- The data -
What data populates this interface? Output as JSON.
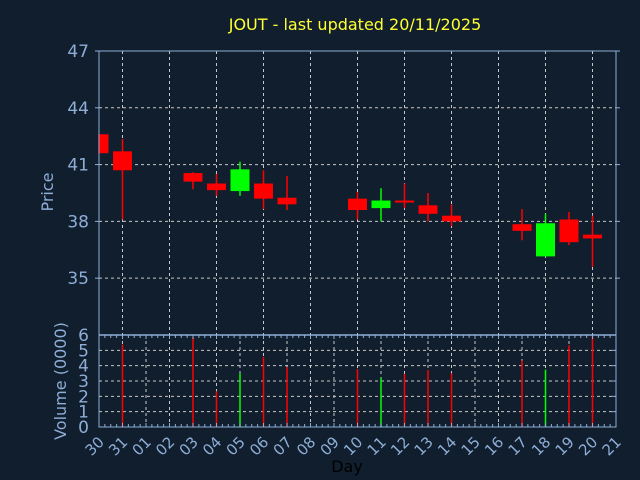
{
  "chart_data": {
    "type": "candlestick",
    "title": "JOUT - last updated 20/11/2025",
    "xlabel": "Day",
    "ylabel": "Price",
    "volume_label": "Volume (0000)",
    "x_ticks": [
      "30",
      "31",
      "01",
      "02",
      "03",
      "04",
      "05",
      "06",
      "07",
      "08",
      "09",
      "10",
      "11",
      "12",
      "13",
      "14",
      "15",
      "16",
      "17",
      "18",
      "19",
      "20",
      "21"
    ],
    "price_ticks": [
      47,
      44,
      41,
      38,
      35
    ],
    "price_ylim": [
      32,
      47
    ],
    "volume_ticks": [
      0,
      1,
      2,
      3,
      4,
      5,
      6
    ],
    "volume_ylim": [
      0,
      6
    ],
    "grid": true,
    "colors": {
      "up": "#00ff00",
      "down": "#ff0000",
      "background": "#101e2e",
      "title": "#ffff33",
      "axis": "#8eaed6"
    },
    "candles": [
      {
        "day": "30",
        "open": 42.6,
        "high": 42.6,
        "low": 41.6,
        "close": 41.6,
        "volume": null
      },
      {
        "day": "31",
        "open": 41.7,
        "high": 42.35,
        "low": 38.1,
        "close": 40.7,
        "volume": 5.37
      },
      {
        "day": "03",
        "open": 40.55,
        "high": 40.6,
        "low": 39.7,
        "close": 40.1,
        "volume": 5.87
      },
      {
        "day": "04",
        "open": 40.0,
        "high": 40.5,
        "low": 39.35,
        "close": 39.65,
        "volume": 2.33
      },
      {
        "day": "05",
        "open": 39.6,
        "high": 41.15,
        "low": 39.35,
        "close": 40.75,
        "volume": 3.48
      },
      {
        "day": "06",
        "open": 40.0,
        "high": 40.7,
        "low": 38.65,
        "close": 39.2,
        "volume": 4.57
      },
      {
        "day": "07",
        "open": 39.25,
        "high": 40.4,
        "low": 38.6,
        "close": 38.9,
        "volume": 3.91
      },
      {
        "day": "10",
        "open": 39.2,
        "high": 39.55,
        "low": 38.1,
        "close": 38.6,
        "volume": 3.78
      },
      {
        "day": "11",
        "open": 38.7,
        "high": 39.75,
        "low": 38.0,
        "close": 39.1,
        "volume": 3.22
      },
      {
        "day": "12",
        "open": 39.1,
        "high": 40.0,
        "low": 38.7,
        "close": 39.0,
        "volume": 3.46
      },
      {
        "day": "13",
        "open": 38.85,
        "high": 39.5,
        "low": 38.0,
        "close": 38.4,
        "volume": 3.72
      },
      {
        "day": "14",
        "open": 38.3,
        "high": 38.9,
        "low": 37.75,
        "close": 38.0,
        "volume": 3.5
      },
      {
        "day": "17",
        "open": 37.85,
        "high": 38.65,
        "low": 37.0,
        "close": 37.5,
        "volume": 4.33
      },
      {
        "day": "18",
        "open": 36.15,
        "high": 38.4,
        "low": 36.15,
        "close": 37.9,
        "volume": 3.74
      },
      {
        "day": "19",
        "open": 38.1,
        "high": 38.5,
        "low": 36.75,
        "close": 36.9,
        "volume": 5.33
      },
      {
        "day": "20",
        "open": 37.3,
        "high": 38.3,
        "low": 35.6,
        "close": 37.1,
        "volume": 6.0
      }
    ]
  }
}
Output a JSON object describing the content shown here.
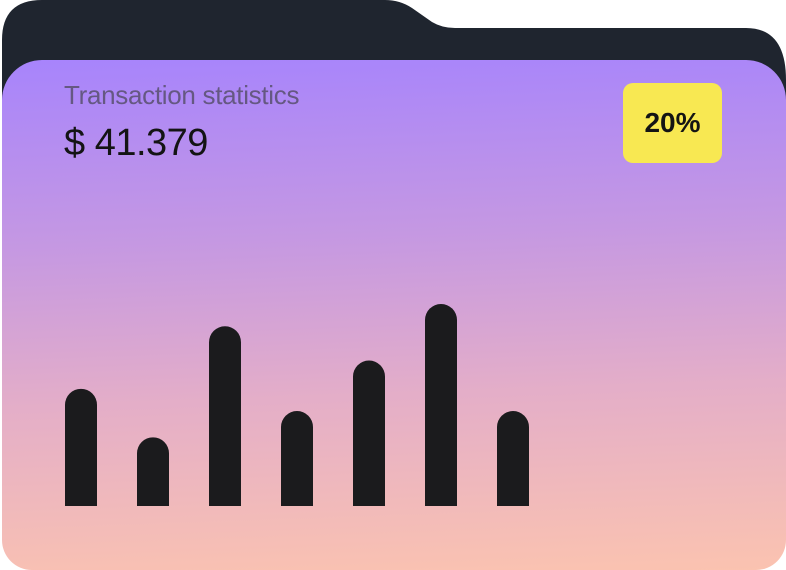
{
  "card": {
    "title": "Transaction statistics",
    "amount": "$ 41.379",
    "badge": "20%"
  },
  "colors": {
    "folder_back": "#1f252f",
    "badge": "#f8e852",
    "bars": "#1b1b1d",
    "gradient_top": "#a784fc",
    "gradient_bottom": "#fbc3b0"
  },
  "chart_data": {
    "type": "bar",
    "values": [
      58,
      34,
      89,
      47,
      72,
      100,
      47
    ],
    "ylim": [
      0,
      100
    ],
    "grid": false
  }
}
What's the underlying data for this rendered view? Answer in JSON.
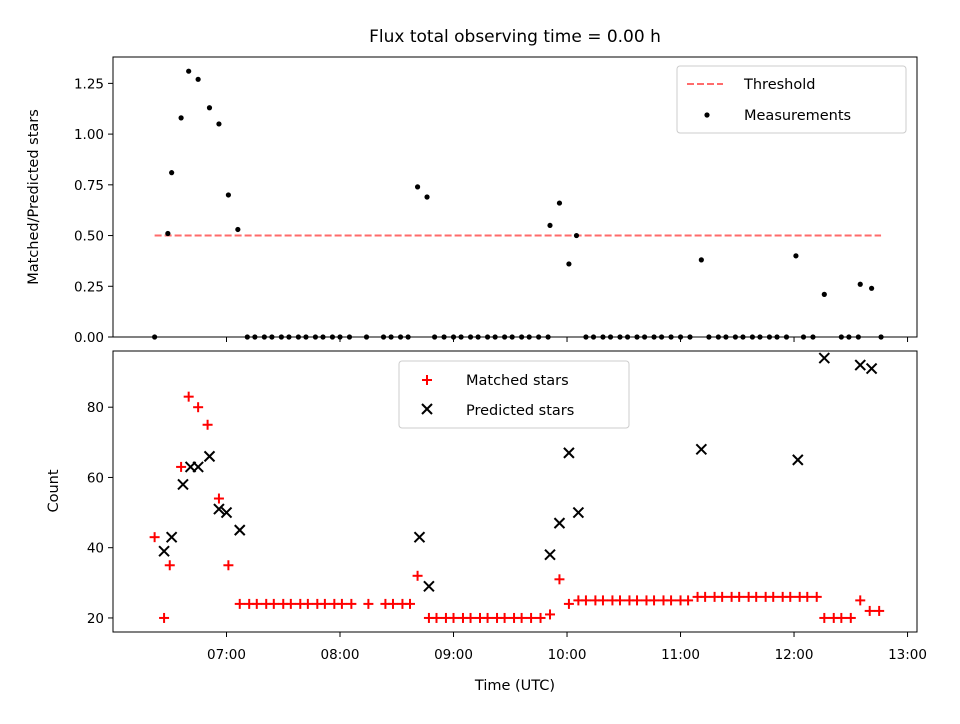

- Instructions to follow -
Each entry shown above must be quoted exactly, with its pictures left out.

- Exercise output -
What data populates this interface? Output as JSON.
{
  "chart_data": {
    "type": "candlestick",
    "title": "JOUT - last updated 20/11/2025",
    "xlabel": "Day",
    "ylabel": "Price",
    "volume_label": "Volume (0000)",
    "x_ticks": [
      "30",
      "31",
      "01",
      "02",
      "03",
      "04",
      "05",
      "06",
      "07",
      "08",
      "09",
      "10",
      "11",
      "12",
      "13",
      "14",
      "15",
      "16",
      "17",
      "18",
      "19",
      "20",
      "21"
    ],
    "price_ticks": [
      47,
      44,
      41,
      38,
      35
    ],
    "price_ylim": [
      32,
      47
    ],
    "volume_ticks": [
      0,
      1,
      2,
      3,
      4,
      5,
      6
    ],
    "volume_ylim": [
      0,
      6
    ],
    "grid": true,
    "colors": {
      "up": "#00ff00",
      "down": "#ff0000",
      "background": "#101e2e",
      "title": "#ffff33",
      "axis": "#8eaed6"
    },
    "candles": [
      {
        "day": "30",
        "open": 42.6,
        "high": 42.6,
        "low": 41.6,
        "close": 41.6,
        "volume": null
      },
      {
        "day": "31",
        "open": 41.7,
        "high": 42.35,
        "low": 38.1,
        "close": 40.7,
        "volume": 5.37
      },
      {
        "day": "03",
        "open": 40.55,
        "high": 40.6,
        "low": 39.7,
        "close": 40.1,
        "volume": 5.87
      },
      {
        "day": "04",
        "open": 40.0,
        "high": 40.5,
        "low": 39.35,
        "close": 39.65,
        "volume": 2.33
      },
      {
        "day": "05",
        "open": 39.6,
        "high": 41.15,
        "low": 39.35,
        "close": 40.75,
        "volume": 3.48
      },
      {
        "day": "06",
        "open": 40.0,
        "high": 40.7,
        "low": 38.65,
        "close": 39.2,
        "volume": 4.57
      },
      {
        "day": "07",
        "open": 39.25,
        "high": 40.4,
        "low": 38.6,
        "close": 38.9,
        "volume": 3.91
      },
      {
        "day": "10",
        "open": 39.2,
        "high": 39.55,
        "low": 38.1,
        "close": 38.6,
        "volume": 3.78
      },
      {
        "day": "11",
        "open": 38.7,
        "high": 39.75,
        "low": 38.0,
        "close": 39.1,
        "volume": 3.22
      },
      {
        "day": "12",
        "open": 39.1,
        "high": 40.0,
        "low": 38.7,
        "close": 39.0,
        "volume": 3.46
      },
      {
        "day": "13",
        "open": 38.85,
        "high": 39.5,
        "low": 38.0,
        "close": 38.4,
        "volume": 3.72
      },
      {
        "day": "14",
        "open": 38.3,
        "high": 38.9,
        "low": 37.75,
        "close": 38.0,
        "volume": 3.5
      },
      {
        "day": "17",
        "open": 37.85,
        "high": 38.65,
        "low": 37.0,
        "close": 37.5,
        "volume": 4.33
      },
      {
        "day": "18",
        "open": 36.15,
        "high": 38.4,
        "low": 36.15,
        "close": 37.9,
        "volume": 3.74
      },
      {
        "day": "19",
        "open": 38.1,
        "high": 38.5,
        "low": 36.75,
        "close": 36.9,
        "volume": 5.33
      },
      {
        "day": "20",
        "open": 37.3,
        "high": 38.3,
        "low": 35.6,
        "close": 37.1,
        "volume": 6.0
      }
    ]
  }
}
Output a JSON object describing the content shown here.
{
  "card": {
    "title": "Transaction statistics",
    "amount": "$ 41.379",
    "badge": "20%"
  },
  "colors": {
    "folder_back": "#1f252f",
    "badge": "#f8e852",
    "bars": "#1b1b1d",
    "gradient_top": "#a784fc",
    "gradient_bottom": "#fbc3b0"
  },
  "chart_data": {
    "type": "bar",
    "values": [
      58,
      34,
      89,
      47,
      72,
      100,
      47
    ],
    "ylim": [
      0,
      100
    ],
    "grid": false
  }
}
What's the underlying data for this rendered view? Answer in JSON.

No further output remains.